- [Task directions]
In the NFL power rankings, why did the writer almost rank the Jacksonville Jaguars above the New York Giants?

- [Selected excerpt]
----
As always, I've ranked teams 32nd to 1st, with each team being ranked based on whom they beat on a neutral field. Meaning: 31 could beat 32, 30 could beat 31, and so on...
Watching the ending of the Saints-Patriots game was like having a basketball knocked away from me while I'm dribbling it for money:
32. Jacksonville Jaguars (0-6): I almost put them above the Giants. Why? Because they beat the spread against the Broncos. Then I realized: I'm going to reward a team for beating a 20-something-point spread? Not on my watch.
31. New York Giants (0-6): I'm obviously disheartened by the way the Saints-Pats game ended, hence why you're getting these power rankings so damn late. That and my laziness finally caught up to me. It's like an unstoppable movie monster that always manages to catch and slay the ditzy gal with the perky breasts.
30. Tampa Bay Buccaneers (0-5): No, I do not have perky breasts.
29. Washington (1-4): But if there's one thing I learned from this past week's game, it's this: never leave the stadium when you're done just one score (Pats fans) and never--I repeat, NEVER--take to Facebook to rejoice in how wonderful Tom Brady's tears taste until AFTER the clock hits 0:00 (me).
28. Oakland Raiders (2-4): Any Patriots fan thinking this win proves the team is a Super Bowl needs to slow their damn roll. You had everything going for you--Graham's 0 catches, Colston getting only 1 catch, Brees having a subpar game, the officials botching calls in your favor--and your team still only managed a win on the last goddamn play from scrimmage WITH the help of a ridiculous hold.
27. Minnesota Vikings (1-4): Seriously, my level of "hate respect" for Tom Brady has always been high, but my contempt for Patriots fans after seeing so many bolt for the parking lot has reached fever pitch levels.
26. Pittsburgh Steelers (1-4): Speaking of rooting against a fan base, congratulations on beating the J-E-T-S FAIL-FAIL-FAIL this past weekend. 19 points, huh? You guys are back in business!
25. Buffalo Bills (2-4): Dracula cape? Check. Sinister laugh? Check. Iconic facial hair? Check. Ted DiBiase was the man:
24. Houston Texans (2-4): Booing an injury? Bad. To your own player? Even worse.
23. Atlanta Falcons (1-4): Whenever Matt Ryan goes on vacation and is asked if he'd like to check a bag, he nods, picks up the piece of luggage, looks around frantically for a few seconds, and then chucks it 5 yards in front of him.
22. New York Jets (3-3): Vaccaro better have a suplex or fallaway slam ready for Geno Smith by Week 9.
----
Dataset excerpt
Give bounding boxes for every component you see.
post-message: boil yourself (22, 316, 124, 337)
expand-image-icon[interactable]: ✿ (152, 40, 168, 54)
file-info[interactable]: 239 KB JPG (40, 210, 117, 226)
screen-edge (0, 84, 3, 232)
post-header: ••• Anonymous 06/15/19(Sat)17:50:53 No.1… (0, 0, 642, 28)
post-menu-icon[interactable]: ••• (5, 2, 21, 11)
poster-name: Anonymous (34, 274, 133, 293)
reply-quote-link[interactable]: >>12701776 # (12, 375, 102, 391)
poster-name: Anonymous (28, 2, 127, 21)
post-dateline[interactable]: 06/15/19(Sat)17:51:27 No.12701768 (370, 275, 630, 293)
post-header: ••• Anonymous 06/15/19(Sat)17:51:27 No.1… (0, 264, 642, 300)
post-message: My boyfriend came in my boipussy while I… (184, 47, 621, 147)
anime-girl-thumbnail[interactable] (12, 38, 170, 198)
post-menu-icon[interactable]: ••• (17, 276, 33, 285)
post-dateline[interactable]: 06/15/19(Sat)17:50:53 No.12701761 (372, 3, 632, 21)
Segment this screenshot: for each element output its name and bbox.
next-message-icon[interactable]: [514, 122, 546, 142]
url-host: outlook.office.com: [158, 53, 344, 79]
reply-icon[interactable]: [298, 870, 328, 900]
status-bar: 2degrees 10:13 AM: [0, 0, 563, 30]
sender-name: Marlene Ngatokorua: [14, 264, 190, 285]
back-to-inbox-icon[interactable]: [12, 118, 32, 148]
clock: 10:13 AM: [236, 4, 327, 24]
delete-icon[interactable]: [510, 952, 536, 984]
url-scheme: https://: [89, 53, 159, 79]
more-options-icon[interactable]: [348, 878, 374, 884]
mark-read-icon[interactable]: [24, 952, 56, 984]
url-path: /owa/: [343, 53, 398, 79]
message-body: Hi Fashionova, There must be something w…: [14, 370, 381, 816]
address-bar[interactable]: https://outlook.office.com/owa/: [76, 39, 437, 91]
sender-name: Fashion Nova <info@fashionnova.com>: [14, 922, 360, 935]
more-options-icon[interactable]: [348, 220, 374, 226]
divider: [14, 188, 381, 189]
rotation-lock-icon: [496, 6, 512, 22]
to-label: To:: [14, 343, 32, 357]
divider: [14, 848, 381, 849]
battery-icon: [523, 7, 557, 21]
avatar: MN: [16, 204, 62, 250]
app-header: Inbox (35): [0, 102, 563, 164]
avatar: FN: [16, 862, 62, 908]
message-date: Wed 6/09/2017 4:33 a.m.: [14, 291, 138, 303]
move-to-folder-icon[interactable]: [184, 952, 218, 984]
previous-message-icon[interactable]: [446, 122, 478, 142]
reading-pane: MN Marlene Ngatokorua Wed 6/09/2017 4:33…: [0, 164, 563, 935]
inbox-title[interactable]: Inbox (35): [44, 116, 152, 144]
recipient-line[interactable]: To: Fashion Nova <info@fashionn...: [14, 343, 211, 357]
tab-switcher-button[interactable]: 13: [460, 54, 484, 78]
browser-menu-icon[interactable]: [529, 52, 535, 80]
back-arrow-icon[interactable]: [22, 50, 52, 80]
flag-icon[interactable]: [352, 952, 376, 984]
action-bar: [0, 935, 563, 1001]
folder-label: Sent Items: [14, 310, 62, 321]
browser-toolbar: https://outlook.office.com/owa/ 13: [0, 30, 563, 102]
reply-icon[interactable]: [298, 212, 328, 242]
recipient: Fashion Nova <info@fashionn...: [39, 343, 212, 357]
----
- [Complete response]
Because the Jaguars beat the spread against the Broncos.